- [What the task requires]: Write out every entry precisely as given, leaving the pictures out.

- [Stored rows]:
⟨

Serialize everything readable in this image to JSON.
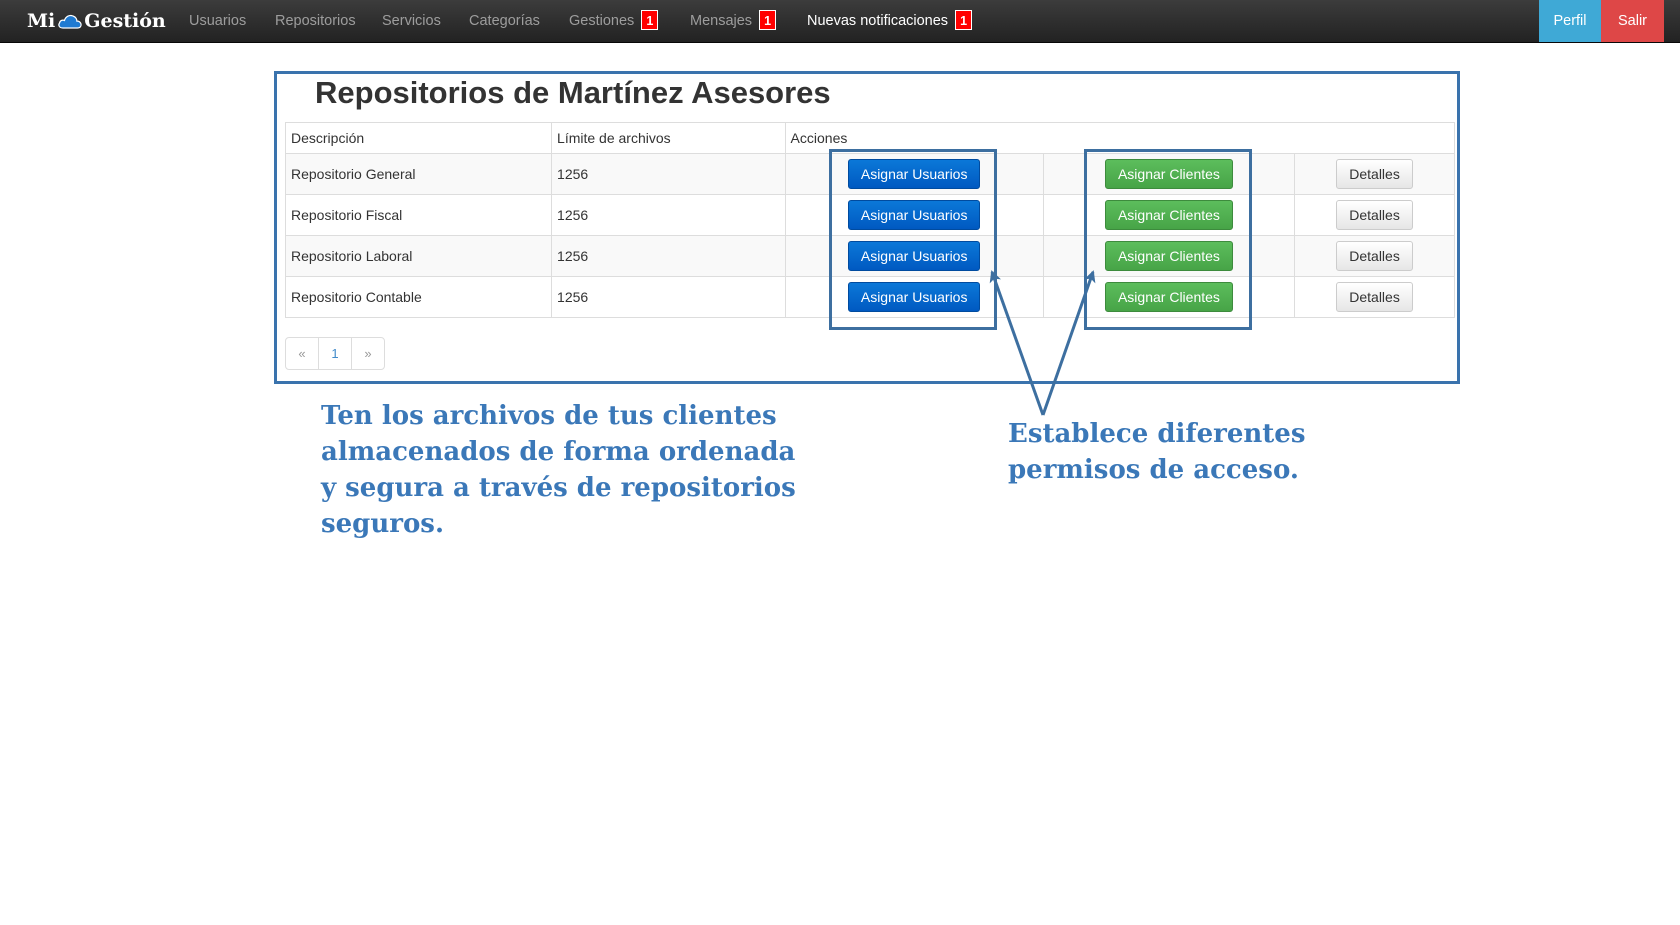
{
  "navbar": {
    "brand_left": "Mi",
    "brand_right": "Gestión",
    "items": [
      {
        "label": "Usuarios"
      },
      {
        "label": "Repositorios"
      },
      {
        "label": "Servicios"
      },
      {
        "label": "Categorías"
      },
      {
        "label": "Gestiones",
        "badge": "1"
      },
      {
        "label": "Mensajes",
        "badge": "1"
      },
      {
        "label": "Nuevas notificaciones",
        "badge": "1"
      }
    ],
    "perfil": "Perfil",
    "salir": "Salir"
  },
  "page": {
    "title": "Repositorios de Martínez Asesores"
  },
  "table": {
    "headers": {
      "description": "Descripción",
      "limit": "Límite de archivos",
      "actions": "Acciones"
    },
    "rows": [
      {
        "description": "Repositorio General",
        "limit": "1256",
        "assign_users": "Asignar Usuarios",
        "assign_clients": "Asignar Clientes",
        "details": "Detalles"
      },
      {
        "description": "Repositorio Fiscal",
        "limit": "1256",
        "assign_users": "Asignar Usuarios",
        "assign_clients": "Asignar Clientes",
        "details": "Detalles"
      },
      {
        "description": "Repositorio Laboral",
        "limit": "1256",
        "assign_users": "Asignar Usuarios",
        "assign_clients": "Asignar Clientes",
        "details": "Detalles"
      },
      {
        "description": "Repositorio Contable",
        "limit": "1256",
        "assign_users": "Asignar Usuarios",
        "assign_clients": "Asignar Clientes",
        "details": "Detalles"
      }
    ]
  },
  "pagination": {
    "prev": "«",
    "current": "1",
    "next": "»"
  },
  "callouts": {
    "left": "Ten los archivos de tus clientes almacenados de forma ordenada y segura a través de repositorios seguros.",
    "right": "Establece diferentes permisos de acceso."
  },
  "colors": {
    "annotation": "#3b78b8",
    "badge": "#ff0000",
    "perfil": "#3fa9d6",
    "salir": "#de4747",
    "assign_users": "#0066cc",
    "assign_clients": "#4cae4c"
  },
  "icons": {
    "brand": "cloud-icon"
  }
}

⟩

- [Result of this exercise]:
Serialize everything readable in this image to JSON.
{
  "navbar": {
    "brand_left": "Mi",
    "brand_right": "Gestión",
    "items": [
      {
        "label": "Usuarios"
      },
      {
        "label": "Repositorios"
      },
      {
        "label": "Servicios"
      },
      {
        "label": "Categorías"
      },
      {
        "label": "Gestiones",
        "badge": "1"
      },
      {
        "label": "Mensajes",
        "badge": "1"
      },
      {
        "label": "Nuevas notificaciones",
        "badge": "1"
      }
    ],
    "perfil": "Perfil",
    "salir": "Salir"
  },
  "page": {
    "title": "Repositorios de Martínez Asesores"
  },
  "table": {
    "headers": {
      "description": "Descripción",
      "limit": "Límite de archivos",
      "actions": "Acciones"
    },
    "rows": [
      {
        "description": "Repositorio General",
        "limit": "1256",
        "assign_users": "Asignar Usuarios",
        "assign_clients": "Asignar Clientes",
        "details": "Detalles"
      },
      {
        "description": "Repositorio Fiscal",
        "limit": "1256",
        "assign_users": "Asignar Usuarios",
        "assign_clients": "Asignar Clientes",
        "details": "Detalles"
      },
      {
        "description": "Repositorio Laboral",
        "limit": "1256",
        "assign_users": "Asignar Usuarios",
        "assign_clients": "Asignar Clientes",
        "details": "Detalles"
      },
      {
        "description": "Repositorio Contable",
        "limit": "1256",
        "assign_users": "Asignar Usuarios",
        "assign_clients": "Asignar Clientes",
        "details": "Detalles"
      }
    ]
  },
  "pagination": {
    "prev": "«",
    "current": "1",
    "next": "»"
  },
  "callouts": {
    "left": "Ten los archivos de tus clientes almacenados de forma ordenada y segura a través de repositorios seguros.",
    "right": "Establece diferentes permisos de acceso."
  },
  "colors": {
    "annotation": "#3b78b8",
    "badge": "#ff0000",
    "perfil": "#3fa9d6",
    "salir": "#de4747",
    "assign_users": "#0066cc",
    "assign_clients": "#4cae4c"
  },
  "icons": {
    "brand": "cloud-icon"
  }
}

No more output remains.